• **WORK TO BE COMPLETED**: Every entry must be duplicated precisely as written.

• **SUPPLIED RECORDS**:
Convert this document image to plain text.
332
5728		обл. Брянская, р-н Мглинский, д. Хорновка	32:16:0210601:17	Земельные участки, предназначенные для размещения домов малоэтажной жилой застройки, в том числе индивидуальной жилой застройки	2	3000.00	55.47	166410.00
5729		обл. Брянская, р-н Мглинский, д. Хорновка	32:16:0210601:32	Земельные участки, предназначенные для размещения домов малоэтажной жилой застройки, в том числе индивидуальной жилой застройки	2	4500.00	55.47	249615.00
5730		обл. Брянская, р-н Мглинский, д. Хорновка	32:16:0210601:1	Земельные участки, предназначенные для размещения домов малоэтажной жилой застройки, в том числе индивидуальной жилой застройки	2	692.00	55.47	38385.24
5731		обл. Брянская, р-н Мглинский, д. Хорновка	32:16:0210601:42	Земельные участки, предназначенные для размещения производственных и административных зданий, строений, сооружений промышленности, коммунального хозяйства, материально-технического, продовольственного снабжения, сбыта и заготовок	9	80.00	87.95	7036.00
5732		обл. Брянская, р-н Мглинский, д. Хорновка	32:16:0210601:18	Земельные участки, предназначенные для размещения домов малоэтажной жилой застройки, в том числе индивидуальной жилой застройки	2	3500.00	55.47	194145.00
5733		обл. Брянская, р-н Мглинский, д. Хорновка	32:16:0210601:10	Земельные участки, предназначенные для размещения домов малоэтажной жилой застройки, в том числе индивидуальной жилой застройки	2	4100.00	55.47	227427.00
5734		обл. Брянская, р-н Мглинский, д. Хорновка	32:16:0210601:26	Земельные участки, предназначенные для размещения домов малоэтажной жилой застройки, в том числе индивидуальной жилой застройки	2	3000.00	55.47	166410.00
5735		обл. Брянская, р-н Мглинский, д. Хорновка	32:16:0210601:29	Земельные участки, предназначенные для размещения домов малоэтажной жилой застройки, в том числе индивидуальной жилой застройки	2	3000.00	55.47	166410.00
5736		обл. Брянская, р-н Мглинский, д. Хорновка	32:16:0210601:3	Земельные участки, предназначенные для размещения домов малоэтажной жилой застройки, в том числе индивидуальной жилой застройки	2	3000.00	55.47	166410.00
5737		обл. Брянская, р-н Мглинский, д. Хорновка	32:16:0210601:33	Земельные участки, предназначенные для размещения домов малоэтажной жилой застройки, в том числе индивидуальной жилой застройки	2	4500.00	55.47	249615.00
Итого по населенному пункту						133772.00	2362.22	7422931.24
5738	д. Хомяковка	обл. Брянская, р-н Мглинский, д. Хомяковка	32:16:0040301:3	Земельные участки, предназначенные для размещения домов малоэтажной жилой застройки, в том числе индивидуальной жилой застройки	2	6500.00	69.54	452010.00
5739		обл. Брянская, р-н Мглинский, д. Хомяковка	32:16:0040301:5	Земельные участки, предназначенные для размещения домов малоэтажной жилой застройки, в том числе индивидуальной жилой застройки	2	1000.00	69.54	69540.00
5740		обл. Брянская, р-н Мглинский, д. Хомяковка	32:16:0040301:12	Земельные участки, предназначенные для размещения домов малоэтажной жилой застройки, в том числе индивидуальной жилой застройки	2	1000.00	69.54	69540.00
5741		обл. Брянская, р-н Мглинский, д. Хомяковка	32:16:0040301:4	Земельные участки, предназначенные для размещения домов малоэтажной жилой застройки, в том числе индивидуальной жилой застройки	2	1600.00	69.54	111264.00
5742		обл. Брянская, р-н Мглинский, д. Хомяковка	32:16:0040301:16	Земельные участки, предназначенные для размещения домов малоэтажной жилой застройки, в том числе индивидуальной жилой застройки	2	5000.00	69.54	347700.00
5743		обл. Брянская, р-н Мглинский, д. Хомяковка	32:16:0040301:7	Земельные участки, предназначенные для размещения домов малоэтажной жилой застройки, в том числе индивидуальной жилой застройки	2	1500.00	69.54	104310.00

• **FULL RESPONSE**:
Convert this document image to plain text.
332
5728		обл. Брянская, р-н Мглинский, д. Хорновка	32:16:0210601:17	Земельные участки, предназначенные для размещения домов малоэтажной жилой застройки, в том числе индивидуальной жилой застройки	2	3000.00	55.47	166410.00
5729		обл. Брянская, р-н Мглинский, д. Хорновка	32:16:0210601:32	Земельные участки, предназначенные для размещения домов малоэтажной жилой застройки, в том числе индивидуальной жилой застройки	2	4500.00	55.47	249615.00
5730		обл. Брянская, р-н Мглинский, д. Хорновка	32:16:0210601:1	Земельные участки, предназначенные для размещения домов малоэтажной жилой застройки, в том числе индивидуальной жилой застройки	2	692.00	55.47	38385.24
5731		обл. Брянская, р-н Мглинский, д. Хорновка	32:16:0210601:42	Земельные участки, предназначенные для размещения производственных и административных зданий, строений, сооружений промышленности, коммунального хозяйства, материально-технического, продовольственного снабжения, сбыта и заготовок	9	80.00	87.95	7036.00
5732		обл. Брянская, р-н Мглинский, д. Хорновка	32:16:0210601:18	Земельные участки, предназначенные для размещения домов малоэтажной жилой застройки, в том числе индивидуальной жилой застройки	2	3500.00	55.47	194145.00
5733		обл. Брянская, р-н Мглинский, д. Хорновка	32:16:0210601:10	Земельные участки, предназначенные для размещения домов малоэтажной жилой застройки, в том числе индивидуальной жилой застройки	2	4100.00	55.47	227427.00
5734		обл. Брянская, р-н Мглинский, д. Хорновка	32:16:0210601:26	Земельные участки, предназначенные для размещения домов малоэтажной жилой застройки, в том числе индивидуальной жилой застройки	2	3000.00	55.47	166410.00
5735		обл. Брянская, р-н Мглинский, д. Хорновка	32:16:0210601:29	Земельные участки, предназначенные для размещения домов малоэтажной жилой застройки, в том числе индивидуальной жилой застройки	2	3000.00	55.47	166410.00
5736		обл. Брянская, р-н Мглинский, д. Хорновка	32:16:0210601:3	Земельные участки, предназначенные для размещения домов малоэтажной жилой застройки, в том числе индивидуальной жилой застройки	2	3000.00	55.47	166410.00
5737		обл. Брянская, р-н Мглинский, д. Хорновка	32:16:0210601:33	Земельные участки, предназначенные для размещения домов малоэтажной жилой застройки, в том числе индивидуальной жилой застройки	2	4500.00	55.47	249615.00
Итого по населенному пункту						133772.00	2362.22	7422931.24
5738	д. Хомяковка	обл. Брянская, р-н Мглинский, д. Хомяковка	32:16:0040301:3	Земельные участки, предназначенные для размещения домов малоэтажной жилой застройки, в том числе индивидуальной жилой застройки	2	6500.00	69.54	452010.00
5739		обл. Брянская, р-н Мглинский, д. Хомяковка	32:16:0040301:5	Земельные участки, предназначенные для размещения домов малоэтажной жилой застройки, в том числе индивидуальной жилой застройки	2	1000.00	69.54	69540.00
5740		обл. Брянская, р-н Мглинский, д. Хомяковка	32:16:0040301:12	Земельные участки, предназначенные для размещения домов малоэтажной жилой застройки, в том числе индивидуальной жилой застройки	2	1000.00	69.54	69540.00
5741		обл. Брянская, р-н Мглинский, д. Хомяковка	32:16:0040301:4	Земельные участки, предназначенные для размещения домов малоэтажной жилой застройки, в том числе индивидуальной жилой застройки	2	1600.00	69.54	111264.00
5742		обл. Брянская, р-н Мглинский, д. Хомяковка	32:16:0040301:16	Земельные участки, предназначенные для размещения домов малоэтажной жилой застройки, в том числе индивидуальной жилой застройки	2	5000.00	69.54	347700.00
5743		обл. Брянская, р-н Мглинский, д. Хомяковка	32:16:0040301:7	Земельные участки, предназначенные для размещения домов малоэтажной жилой застройки, в том числе индивидуальной жилой застройки	2	1500.00	69.54	104310.00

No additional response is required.